- **TO BE DONE**: Among the entries below, find the lines with "Micro" and copy them.

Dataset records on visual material
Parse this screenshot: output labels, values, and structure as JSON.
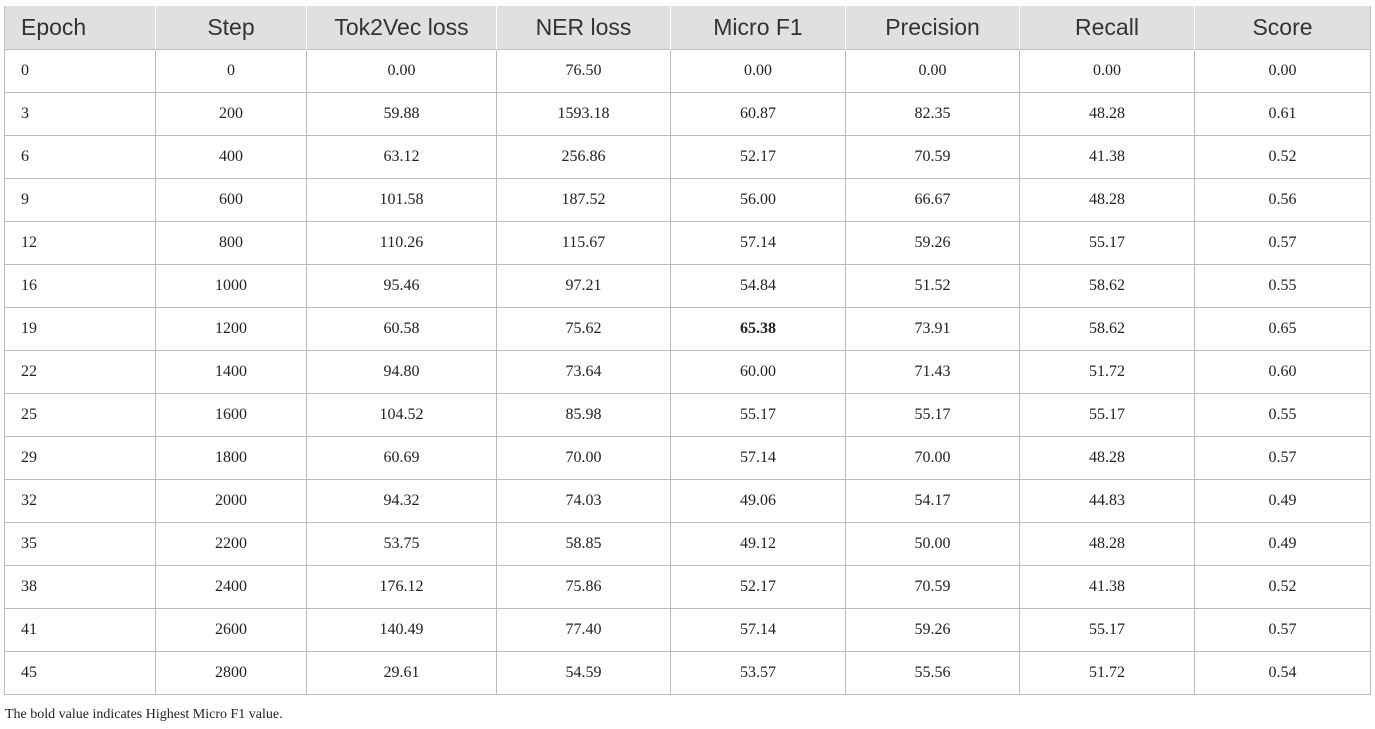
{
  "table": {
    "columns": [
      "Epoch",
      "Step",
      "Tok2Vec loss",
      "NER loss",
      "Micro F1",
      "Precision",
      "Recall",
      "Score"
    ],
    "rows": [
      [
        "0",
        "0",
        "0.00",
        "76.50",
        "0.00",
        "0.00",
        "0.00",
        "0.00"
      ],
      [
        "3",
        "200",
        "59.88",
        "1593.18",
        "60.87",
        "82.35",
        "48.28",
        "0.61"
      ],
      [
        "6",
        "400",
        "63.12",
        "256.86",
        "52.17",
        "70.59",
        "41.38",
        "0.52"
      ],
      [
        "9",
        "600",
        "101.58",
        "187.52",
        "56.00",
        "66.67",
        "48.28",
        "0.56"
      ],
      [
        "12",
        "800",
        "110.26",
        "115.67",
        "57.14",
        "59.26",
        "55.17",
        "0.57"
      ],
      [
        "16",
        "1000",
        "95.46",
        "97.21",
        "54.84",
        "51.52",
        "58.62",
        "0.55"
      ],
      [
        "19",
        "1200",
        "60.58",
        "75.62",
        "65.38",
        "73.91",
        "58.62",
        "0.65"
      ],
      [
        "22",
        "1400",
        "94.80",
        "73.64",
        "60.00",
        "71.43",
        "51.72",
        "0.60"
      ],
      [
        "25",
        "1600",
        "104.52",
        "85.98",
        "55.17",
        "55.17",
        "55.17",
        "0.55"
      ],
      [
        "29",
        "1800",
        "60.69",
        "70.00",
        "57.14",
        "70.00",
        "48.28",
        "0.57"
      ],
      [
        "32",
        "2000",
        "94.32",
        "74.03",
        "49.06",
        "54.17",
        "44.83",
        "0.49"
      ],
      [
        "35",
        "2200",
        "53.75",
        "58.85",
        "49.12",
        "50.00",
        "48.28",
        "0.49"
      ],
      [
        "38",
        "2400",
        "176.12",
        "75.86",
        "52.17",
        "70.59",
        "41.38",
        "0.52"
      ],
      [
        "41",
        "2600",
        "140.49",
        "77.40",
        "57.14",
        "59.26",
        "55.17",
        "0.57"
      ],
      [
        "45",
        "2800",
        "29.61",
        "54.59",
        "53.57",
        "55.56",
        "51.72",
        "0.54"
      ]
    ],
    "bold_cell": {
      "row": 6,
      "col": 4
    }
  },
  "footnote": "The bold value indicates Highest Micro F1 value."
}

- **SOLUTION TO THE EXERCISE**:
      "Micro F1",
  "footnote": "The bold value indicates Highest Micro F1 value."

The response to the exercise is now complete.